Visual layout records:
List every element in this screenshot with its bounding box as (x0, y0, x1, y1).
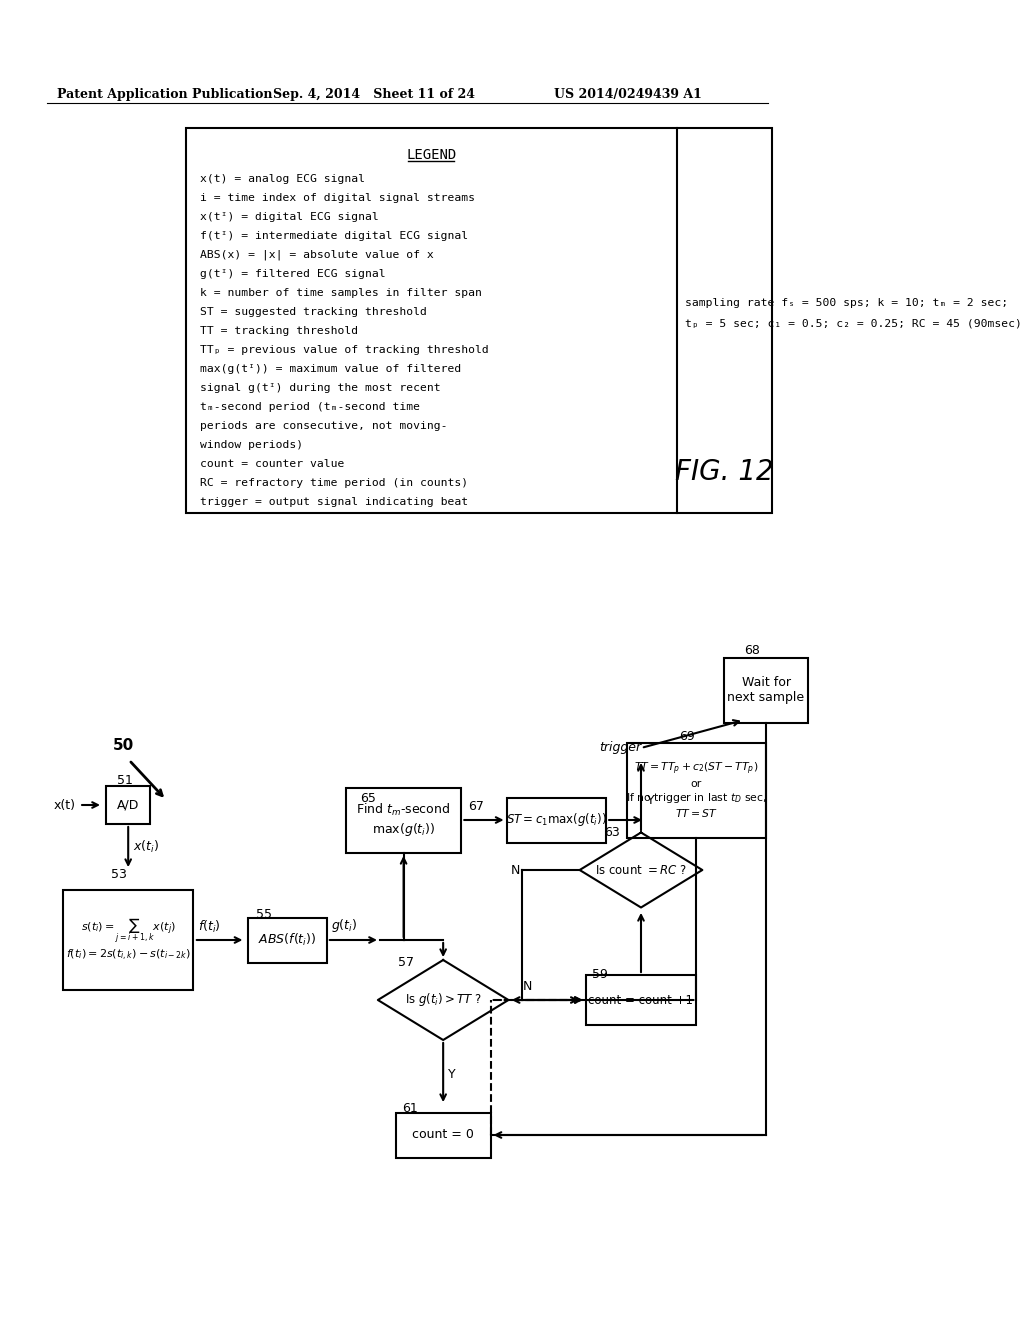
Text: Y: Y (646, 793, 654, 807)
Text: periods are consecutive, not moving-: periods are consecutive, not moving- (201, 421, 447, 432)
Text: f(tᴵ) = intermediate digital ECG signal: f(tᴵ) = intermediate digital ECG signal (201, 231, 468, 242)
Text: 59: 59 (592, 968, 608, 981)
Text: FIG. 12: FIG. 12 (675, 458, 773, 486)
Text: g(tᴵ) = filtered ECG signal: g(tᴵ) = filtered ECG signal (201, 269, 386, 279)
Text: 67: 67 (469, 800, 484, 813)
Text: window periods): window periods) (201, 440, 303, 450)
Text: Wait for
next sample: Wait for next sample (727, 676, 805, 704)
Text: 61: 61 (402, 1101, 418, 1114)
Bar (346, 788, 461, 853)
Text: 63: 63 (604, 825, 620, 838)
Text: 69: 69 (679, 730, 694, 743)
Text: sampling rate fₛ = 500 sps; k = 10; tₘ = 2 sec;: sampling rate fₛ = 500 sps; k = 10; tₘ =… (684, 298, 1008, 308)
Text: ABS(x) = |x| = absolute value of x: ABS(x) = |x| = absolute value of x (201, 249, 434, 260)
Text: count = counter value: count = counter value (201, 459, 345, 469)
Text: N: N (522, 981, 531, 994)
Bar (395, 1113, 490, 1158)
Text: tₚ = 5 sec; c₁ = 0.5; c₂ = 0.25; RC = 45 (90msec): tₚ = 5 sec; c₁ = 0.5; c₂ = 0.25; RC = 45… (684, 318, 1021, 327)
Text: tₘ-second period (tₘ-second time: tₘ-second period (tₘ-second time (201, 403, 420, 412)
Polygon shape (378, 960, 509, 1040)
Text: 55: 55 (256, 908, 271, 921)
Text: Patent Application Publication: Patent Application Publication (57, 88, 272, 102)
Text: ST = suggested tracking threshold: ST = suggested tracking threshold (201, 308, 427, 317)
Text: x(t) = analog ECG signal: x(t) = analog ECG signal (201, 174, 366, 183)
Text: trigger = output signal indicating beat: trigger = output signal indicating beat (201, 498, 468, 507)
Text: 51: 51 (117, 774, 133, 787)
Text: LEGEND: LEGEND (407, 148, 457, 162)
Polygon shape (580, 833, 702, 908)
Text: count = 0: count = 0 (413, 1129, 474, 1142)
Text: 57: 57 (398, 956, 414, 969)
Text: Find $t_m$-second
$\max(g(t_i))$: Find $t_m$-second $\max(g(t_i))$ (356, 803, 451, 838)
Text: 68: 68 (743, 644, 760, 656)
Text: $s(t_i) = \sum_{j=i+1,k} x(t_j)$
$f(t_i) = 2s(t_{i,k}) - s(t_{i-2k})$: $s(t_i) = \sum_{j=i+1,k} x(t_j)$ $f(t_i)… (66, 917, 190, 964)
Text: Sep. 4, 2014   Sheet 11 of 24: Sep. 4, 2014 Sheet 11 of 24 (273, 88, 475, 102)
Bar (186, 128, 771, 513)
Text: US 2014/0249439 A1: US 2014/0249439 A1 (554, 88, 701, 102)
Text: 65: 65 (360, 792, 376, 804)
Text: Is $g(t_i) > TT$ ?: Is $g(t_i) > TT$ ? (404, 991, 481, 1008)
Text: count = count +1: count = count +1 (589, 994, 693, 1006)
Bar (62, 890, 194, 990)
Bar (248, 917, 327, 962)
Text: $TT = TT_p + c_2(ST - TT_p)$
or
If no trigger in last $t_D$ sec,
$TT = ST$: $TT = TT_p + c_2(ST - TT_p)$ or If no tr… (626, 762, 767, 818)
Text: RC = refractory time period (in counts): RC = refractory time period (in counts) (201, 478, 468, 488)
Bar (586, 975, 696, 1026)
Text: $x(t_i)$: $x(t_i)$ (133, 840, 159, 855)
Text: x(tᴵ) = digital ECG signal: x(tᴵ) = digital ECG signal (201, 213, 379, 222)
Text: $f(t_i)$: $f(t_i)$ (198, 919, 220, 935)
Bar (627, 742, 766, 837)
Text: max(g(tᴵ)) = maximum value of filtered: max(g(tᴵ)) = maximum value of filtered (201, 364, 462, 374)
Text: A/D: A/D (117, 799, 139, 812)
Text: 50: 50 (114, 738, 134, 752)
Bar (725, 657, 808, 722)
Text: trigger: trigger (599, 742, 641, 755)
Text: x(t): x(t) (54, 799, 76, 812)
Text: signal g(tᴵ) during the most recent: signal g(tᴵ) during the most recent (201, 383, 441, 393)
Text: N: N (510, 863, 520, 876)
Text: TTₚ = previous value of tracking threshold: TTₚ = previous value of tracking thresho… (201, 345, 489, 355)
Bar (106, 785, 150, 824)
Text: 53: 53 (111, 869, 127, 882)
Text: $g(t_i)$: $g(t_i)$ (331, 917, 357, 935)
Text: i = time index of digital signal streams: i = time index of digital signal streams (201, 193, 475, 203)
Text: $ABS(f(t_i))$: $ABS(f(t_i))$ (258, 932, 316, 948)
Text: k = number of time samples in filter span: k = number of time samples in filter spa… (201, 288, 482, 298)
Text: Is count $= RC$ ?: Is count $= RC$ ? (595, 863, 687, 876)
Bar (507, 797, 606, 842)
Text: Y: Y (447, 1068, 456, 1081)
Text: $ST = c_1\max(g(t_i))$: $ST = c_1\max(g(t_i))$ (506, 812, 606, 829)
Text: TT = tracking threshold: TT = tracking threshold (201, 326, 358, 337)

### Task details
Find every line in the data above that contains the word "filtered", matching upper and lower case exactly, and copy each of those lines in full.

### Final result
Text: g(tᴵ) = filtered ECG signal: g(tᴵ) = filtered ECG signal (201, 269, 386, 279)
Text: max(g(tᴵ)) = maximum value of filtered: max(g(tᴵ)) = maximum value of filtered (201, 364, 462, 374)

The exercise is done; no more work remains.